» **Your task**
Output all records precisely as written.

» **Data to use**
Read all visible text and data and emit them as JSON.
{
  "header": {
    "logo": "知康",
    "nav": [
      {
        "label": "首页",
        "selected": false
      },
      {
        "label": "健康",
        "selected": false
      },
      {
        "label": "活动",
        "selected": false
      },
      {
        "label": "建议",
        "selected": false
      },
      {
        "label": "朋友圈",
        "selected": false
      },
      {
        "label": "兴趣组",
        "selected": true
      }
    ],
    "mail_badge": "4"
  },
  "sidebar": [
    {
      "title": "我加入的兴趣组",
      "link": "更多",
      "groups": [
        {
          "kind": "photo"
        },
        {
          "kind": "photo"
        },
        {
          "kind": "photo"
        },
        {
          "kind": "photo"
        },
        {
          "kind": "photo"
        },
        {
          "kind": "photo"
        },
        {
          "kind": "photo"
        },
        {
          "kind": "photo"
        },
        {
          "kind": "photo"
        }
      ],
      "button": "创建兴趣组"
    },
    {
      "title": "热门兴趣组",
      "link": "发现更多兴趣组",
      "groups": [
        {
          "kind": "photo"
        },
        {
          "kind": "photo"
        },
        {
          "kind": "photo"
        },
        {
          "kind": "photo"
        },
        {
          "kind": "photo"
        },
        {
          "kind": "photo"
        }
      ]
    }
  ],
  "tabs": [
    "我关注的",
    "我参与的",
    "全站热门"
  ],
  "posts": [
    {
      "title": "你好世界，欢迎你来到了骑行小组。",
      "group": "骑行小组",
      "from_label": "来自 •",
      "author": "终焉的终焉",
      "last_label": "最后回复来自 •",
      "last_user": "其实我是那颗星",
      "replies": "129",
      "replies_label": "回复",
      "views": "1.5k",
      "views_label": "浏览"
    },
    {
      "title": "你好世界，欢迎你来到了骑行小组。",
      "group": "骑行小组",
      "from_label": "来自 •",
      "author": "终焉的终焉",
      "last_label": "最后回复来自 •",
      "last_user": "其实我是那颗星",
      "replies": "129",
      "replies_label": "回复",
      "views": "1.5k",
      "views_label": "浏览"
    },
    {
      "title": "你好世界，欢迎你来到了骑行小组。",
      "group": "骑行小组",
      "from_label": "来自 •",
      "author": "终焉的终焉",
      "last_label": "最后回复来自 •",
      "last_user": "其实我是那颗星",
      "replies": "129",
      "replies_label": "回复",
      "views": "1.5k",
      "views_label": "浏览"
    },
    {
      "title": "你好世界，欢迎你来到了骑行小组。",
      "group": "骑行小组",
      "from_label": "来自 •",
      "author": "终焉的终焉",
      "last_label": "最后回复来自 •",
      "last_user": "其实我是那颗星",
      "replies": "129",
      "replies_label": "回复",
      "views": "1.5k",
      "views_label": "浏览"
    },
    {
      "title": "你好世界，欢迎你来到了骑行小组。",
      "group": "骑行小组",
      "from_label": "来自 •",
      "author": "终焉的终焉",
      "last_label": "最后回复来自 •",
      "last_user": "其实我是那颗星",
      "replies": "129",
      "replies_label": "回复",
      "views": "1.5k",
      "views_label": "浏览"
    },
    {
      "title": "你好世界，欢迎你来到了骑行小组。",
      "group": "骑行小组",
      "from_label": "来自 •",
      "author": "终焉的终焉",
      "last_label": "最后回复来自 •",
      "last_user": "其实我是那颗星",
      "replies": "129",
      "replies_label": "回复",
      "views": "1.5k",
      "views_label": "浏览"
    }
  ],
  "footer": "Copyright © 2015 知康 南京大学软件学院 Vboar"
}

» **Complete output**
Read all visible text and data and emit them as JSON.
{
  "header": {
    "logo": "知康",
    "nav": [
      {
        "label": "首页",
        "selected": false
      },
      {
        "label": "健康",
        "selected": false
      },
      {
        "label": "活动",
        "selected": false
      },
      {
        "label": "建议",
        "selected": false
      },
      {
        "label": "朋友圈",
        "selected": false
      },
      {
        "label": "兴趣组",
        "selected": true
      }
    ],
    "mail_badge": "4"
  },
  "sidebar": [
    {
      "title": "我加入的兴趣组",
      "link": "更多",
      "groups": [
        {
          "kind": "photo"
        },
        {
          "kind": "photo"
        },
        {
          "kind": "photo"
        },
        {
          "kind": "photo"
        },
        {
          "kind": "photo"
        },
        {
          "kind": "photo"
        },
        {
          "kind": "photo"
        },
        {
          "kind": "photo"
        },
        {
          "kind": "photo"
        }
      ],
      "button": "创建兴趣组"
    },
    {
      "title": "热门兴趣组",
      "link": "发现更多兴趣组",
      "groups": [
        {
          "kind": "photo"
        },
        {
          "kind": "photo"
        },
        {
          "kind": "photo"
        },
        {
          "kind": "photo"
        },
        {
          "kind": "photo"
        },
        {
          "kind": "photo"
        }
      ]
    }
  ],
  "tabs": [
    "我关注的",
    "我参与的",
    "全站热门"
  ],
  "posts": [
    {
      "title": "你好世界，欢迎你来到了骑行小组。",
      "group": "骑行小组",
      "from_label": "来自 •",
      "author": "终焉的终焉",
      "last_label": "最后回复来自 •",
      "last_user": "其实我是那颗星",
      "replies": "129",
      "replies_label": "回复",
      "views": "1.5k",
      "views_label": "浏览"
    },
    {
      "title": "你好世界，欢迎你来到了骑行小组。",
      "group": "骑行小组",
      "from_label": "来自 •",
      "author": "终焉的终焉",
      "last_label": "最后回复来自 •",
      "last_user": "其实我是那颗星",
      "replies": "129",
      "replies_label": "回复",
      "views": "1.5k",
      "views_label": "浏览"
    },
    {
      "title": "你好世界，欢迎你来到了骑行小组。",
      "group": "骑行小组",
      "from_label": "来自 •",
      "author": "终焉的终焉",
      "last_label": "最后回复来自 •",
      "last_user": "其实我是那颗星",
      "replies": "129",
      "replies_label": "回复",
      "views": "1.5k",
      "views_label": "浏览"
    },
    {
      "title": "你好世界，欢迎你来到了骑行小组。",
      "group": "骑行小组",
      "from_label": "来自 •",
      "author": "终焉的终焉",
      "last_label": "最后回复来自 •",
      "last_user": "其实我是那颗星",
      "replies": "129",
      "replies_label": "回复",
      "views": "1.5k",
      "views_label": "浏览"
    },
    {
      "title": "你好世界，欢迎你来到了骑行小组。",
      "group": "骑行小组",
      "from_label": "来自 •",
      "author": "终焉的终焉",
      "last_label": "最后回复来自 •",
      "last_user": "其实我是那颗星",
      "replies": "129",
      "replies_label": "回复",
      "views": "1.5k",
      "views_label": "浏览"
    },
    {
      "title": "你好世界，欢迎你来到了骑行小组。",
      "group": "骑行小组",
      "from_label": "来自 •",
      "author": "终焉的终焉",
      "last_label": "最后回复来自 •",
      "last_user": "其实我是那颗星",
      "replies": "129",
      "replies_label": "回复",
      "views": "1.5k",
      "views_label": "浏览"
    }
  ],
  "footer": "Copyright © 2015 知康 南京大学软件学院 Vboar"
}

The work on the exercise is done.